### DIRECTIONS FOR THIS TASK
Set down all of the entries word for word, omitting the images they contain.
— begin DATA SECTION —
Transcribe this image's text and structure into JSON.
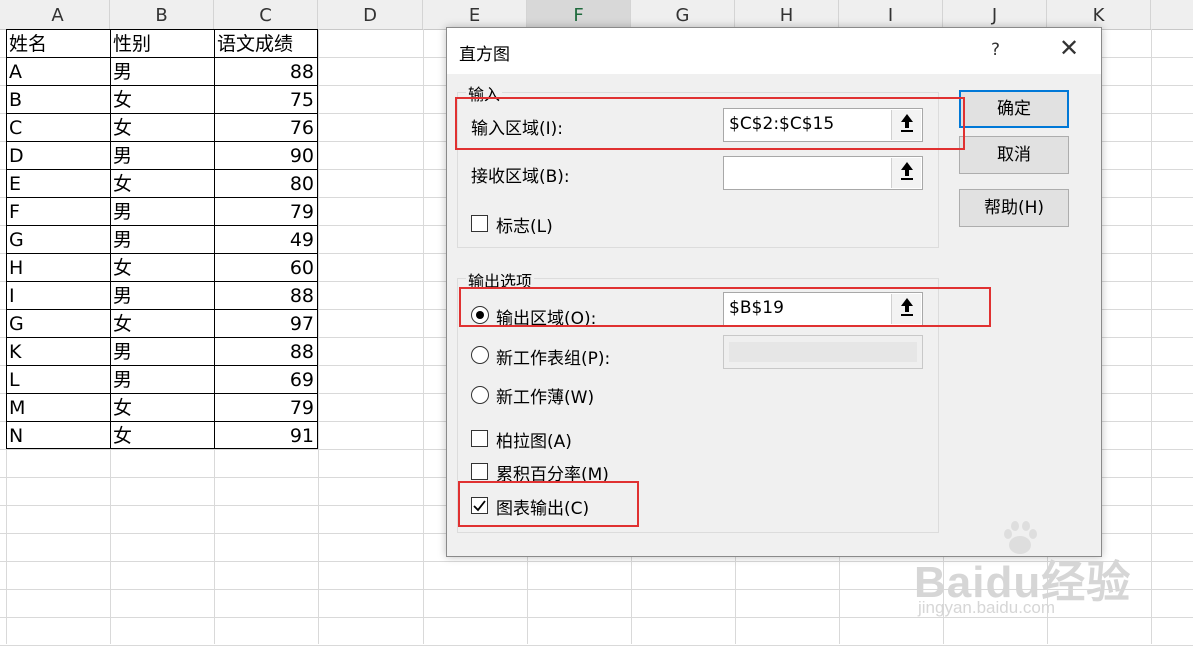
{
  "columns": [
    "A",
    "B",
    "C",
    "D",
    "E",
    "F",
    "G",
    "H",
    "I",
    "J",
    "K"
  ],
  "selected_column": "F",
  "table": {
    "headers": [
      "姓名",
      "性别",
      "语文成绩"
    ],
    "rows": [
      [
        "A",
        "男",
        "88"
      ],
      [
        "B",
        "女",
        "75"
      ],
      [
        "C",
        "女",
        "76"
      ],
      [
        "D",
        "男",
        "90"
      ],
      [
        "E",
        "女",
        "80"
      ],
      [
        "F",
        "男",
        "79"
      ],
      [
        "G",
        "男",
        "49"
      ],
      [
        "H",
        "女",
        "60"
      ],
      [
        "I",
        "男",
        "88"
      ],
      [
        "G",
        "女",
        "97"
      ],
      [
        "K",
        "男",
        "88"
      ],
      [
        "L",
        "男",
        "69"
      ],
      [
        "M",
        "女",
        "79"
      ],
      [
        "N",
        "女",
        "91"
      ]
    ]
  },
  "dialog": {
    "title": "直方图",
    "help_glyph": "?",
    "close_glyph": "✕",
    "input_group": {
      "label": "输入",
      "input_range_label": "输入区域(I):",
      "input_range_value": "$C$2:$C$15",
      "bin_range_label": "接收区域(B):",
      "bin_range_value": "",
      "labels_checkbox": "标志(L)",
      "labels_checked": false
    },
    "output_group": {
      "label": "输出选项",
      "output_range_label": "输出区域(O):",
      "output_range_value": "$B$19",
      "new_sheet_label": "新工作表组(P):",
      "new_workbook_label": "新工作薄(W)",
      "pareto_label": "柏拉图(A)",
      "pareto_checked": false,
      "cumulative_label": "累积百分率(M)",
      "cumulative_checked": false,
      "chart_output_label": "图表输出(C)",
      "chart_output_checked": true
    },
    "buttons": {
      "ok": "确定",
      "cancel": "取消",
      "help": "帮助(H)"
    }
  },
  "watermark": {
    "brand": "Baidu经验",
    "url": "jingyan.baidu.com"
  },
  "colors": {
    "highlight": "#e03131",
    "default_button_border": "#0078d7",
    "selected_column_text": "#217346"
  }
}
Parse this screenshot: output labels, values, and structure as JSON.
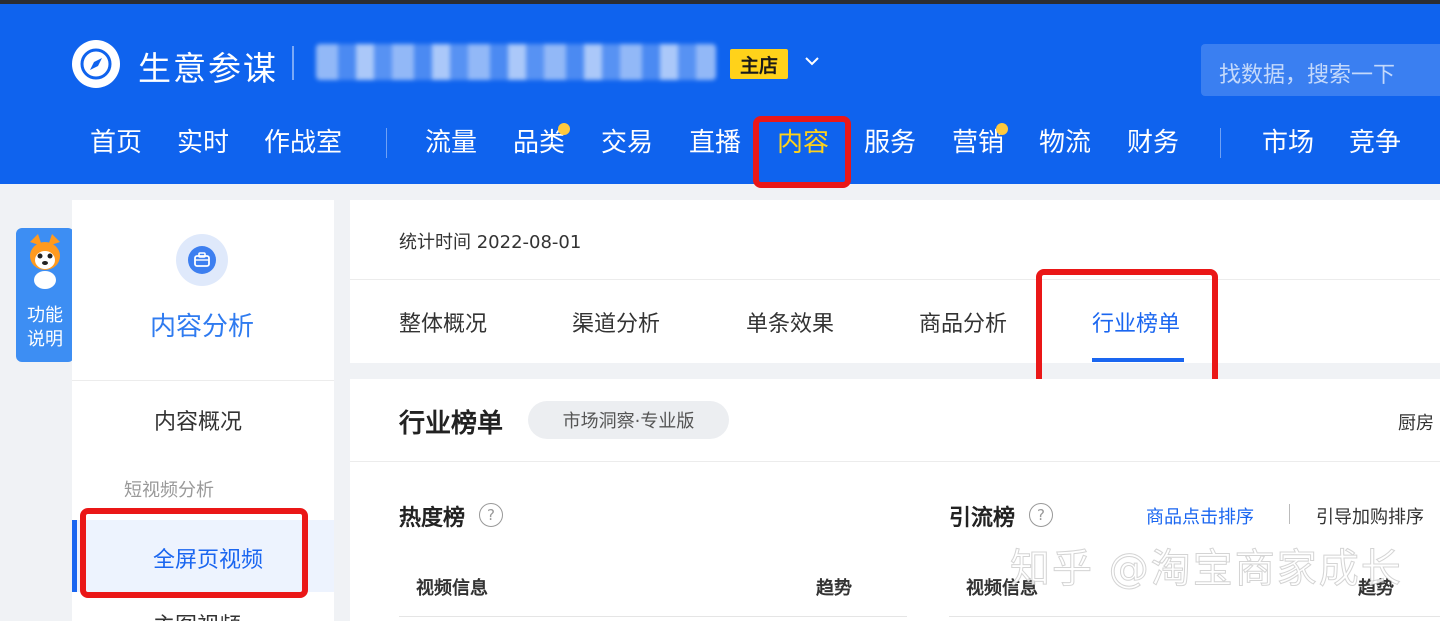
— end DATA SECTION —
### RESPONSE BELOW
Transcribe this image's text and structure into JSON.
{
  "columns": [
    "A",
    "B",
    "C",
    "D",
    "E",
    "F",
    "G",
    "H",
    "I",
    "J",
    "K"
  ],
  "selected_column": "F",
  "table": {
    "headers": [
      "姓名",
      "性别",
      "语文成绩"
    ],
    "rows": [
      [
        "A",
        "男",
        "88"
      ],
      [
        "B",
        "女",
        "75"
      ],
      [
        "C",
        "女",
        "76"
      ],
      [
        "D",
        "男",
        "90"
      ],
      [
        "E",
        "女",
        "80"
      ],
      [
        "F",
        "男",
        "79"
      ],
      [
        "G",
        "男",
        "49"
      ],
      [
        "H",
        "女",
        "60"
      ],
      [
        "I",
        "男",
        "88"
      ],
      [
        "G",
        "女",
        "97"
      ],
      [
        "K",
        "男",
        "88"
      ],
      [
        "L",
        "男",
        "69"
      ],
      [
        "M",
        "女",
        "79"
      ],
      [
        "N",
        "女",
        "91"
      ]
    ]
  },
  "dialog": {
    "title": "直方图",
    "help_glyph": "?",
    "close_glyph": "✕",
    "input_group": {
      "label": "输入",
      "input_range_label": "输入区域(I):",
      "input_range_value": "$C$2:$C$15",
      "bin_range_label": "接收区域(B):",
      "bin_range_value": "",
      "labels_checkbox": "标志(L)",
      "labels_checked": false
    },
    "output_group": {
      "label": "输出选项",
      "output_range_label": "输出区域(O):",
      "output_range_value": "$B$19",
      "new_sheet_label": "新工作表组(P):",
      "new_workbook_label": "新工作薄(W)",
      "pareto_label": "柏拉图(A)",
      "pareto_checked": false,
      "cumulative_label": "累积百分率(M)",
      "cumulative_checked": false,
      "chart_output_label": "图表输出(C)",
      "chart_output_checked": true
    },
    "buttons": {
      "ok": "确定",
      "cancel": "取消",
      "help": "帮助(H)"
    }
  },
  "watermark": {
    "brand": "Baidu经验",
    "url": "jingyan.baidu.com"
  },
  "colors": {
    "highlight": "#e03131",
    "default_button_border": "#0078d7",
    "selected_column_text": "#217346"
  }
}
Parse this screenshot: output labels, values, and structure as JSON.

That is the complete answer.